Directions for this task ::
In two sentences, summarize the article on compliance policies and the Antitrust Division.

No Result
View All Result
SUBSCRIBE | NO FEES, NO PAYWALLS
MANAGE MY SUBSCRIPTION
NEWSLETTER
Corporate Compliance Insights
  • Home
  • About
    • About CCI
    • Writing for CCI
    • NEW: CCI Press – Book Publishing
    • Advertise With Us
  • Explore Topics
    • See All Articles
    • Compliance
    • Ethics
    • Risk
    • FCPA
    • Governance
    • Fraud
    • Internal Audit
    • HR Compliance
    • Cybersecurity
    • Data Privacy
    • Financial Services
    • Well-Being at Work
    • Leadership and Career
    • Opinion
  • Vendor News
  • Career Connection
  • Events
    • Calendar
    • Submit an Event
  • Library
    • Whitepapers & Reports
    • eBooks
    • CCI Press & Compliance Bookshelf
  • Podcasts
  • Videos
  • Subscribe
  • Home
  • About
    • About CCI
    • Writing for CCI
    • NEW: CCI Press – Book Publishing
    • Advertise With Us
  • Explore Topics
    • See All Articles
    • Compliance
    • Ethics
    • Risk
    • FCPA
    • Governance
    • Fraud
    • Internal Audit
    • HR Compliance
    • Cybersecurity
    • Data Privacy
    • Financial Services
    • Well-Being at Work
    • Leadership and Career
    • Opinion
  • Vendor News
  • Career Connection
  • Events
    • Calendar
    • Submit an Event
  • Library
    • Whitepapers & Reports
    • eBooks
    • CCI Press & Compliance Bookshelf
  • Podcasts
  • Videos
  • Subscribe
No Result
View All Result
Corporate Compliance Insights
Home Compliance

Does Your Compliance Policy Matter to the Antitrust Division?

by Amanda Knapp
December 2, 2014
in Compliance
Does Your Compliance Policy Matter to the Antitrust Division?

In recent years, “compliance” has become a buzzword in the business world and the implementation of effective corporate compliance programs a necessary element of every industry’s best practices. These developments stem – in no small part – from the substantive policies and guidelines put into place to recognize and reward companies with effective compliance programs, even if those companies later end up in the crosshairs of a criminal investigation or prosecution.

Holding itself apart from this general trend, the Antitrust Division of the U.S. Department of Justice has rigidly maintained that a compliance policy is only “effective” if it actually leads a company to detect an antitrust violation and be the first to report the violation. Recently, however, Antitrust Division representatives have made public remarks that suggest a change of perspective, if not policy. This article discusses those recent remarks in the context of past policies and practices and offers a “cheat sheet” of takeaways with respect to the elements of effective compliance programs that are most important to the Antitrust Division.

Recorded information ::
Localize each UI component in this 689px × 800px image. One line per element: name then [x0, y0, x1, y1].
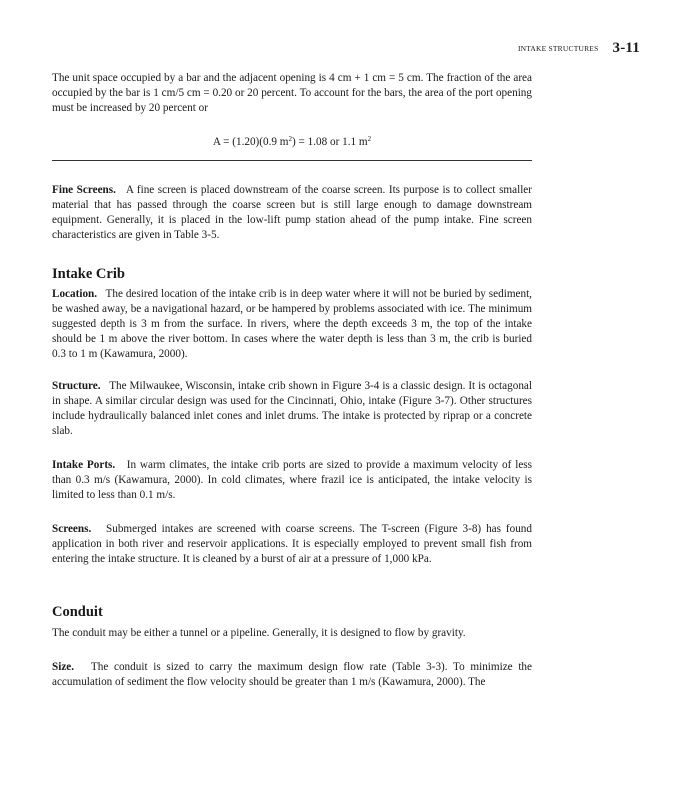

Exercise response ::
Effective corporate compliance programs have become a business best practice, driven partly by policies that reward companies with such programs even if they later face criminal investigation or prosecution. The Antitrust Division of the U.S. Department of Justice has held that a compliance policy is effective only if it leads a company to detect an antitrust violation and report it first, though recent public remarks by its representatives suggest a change of perspective.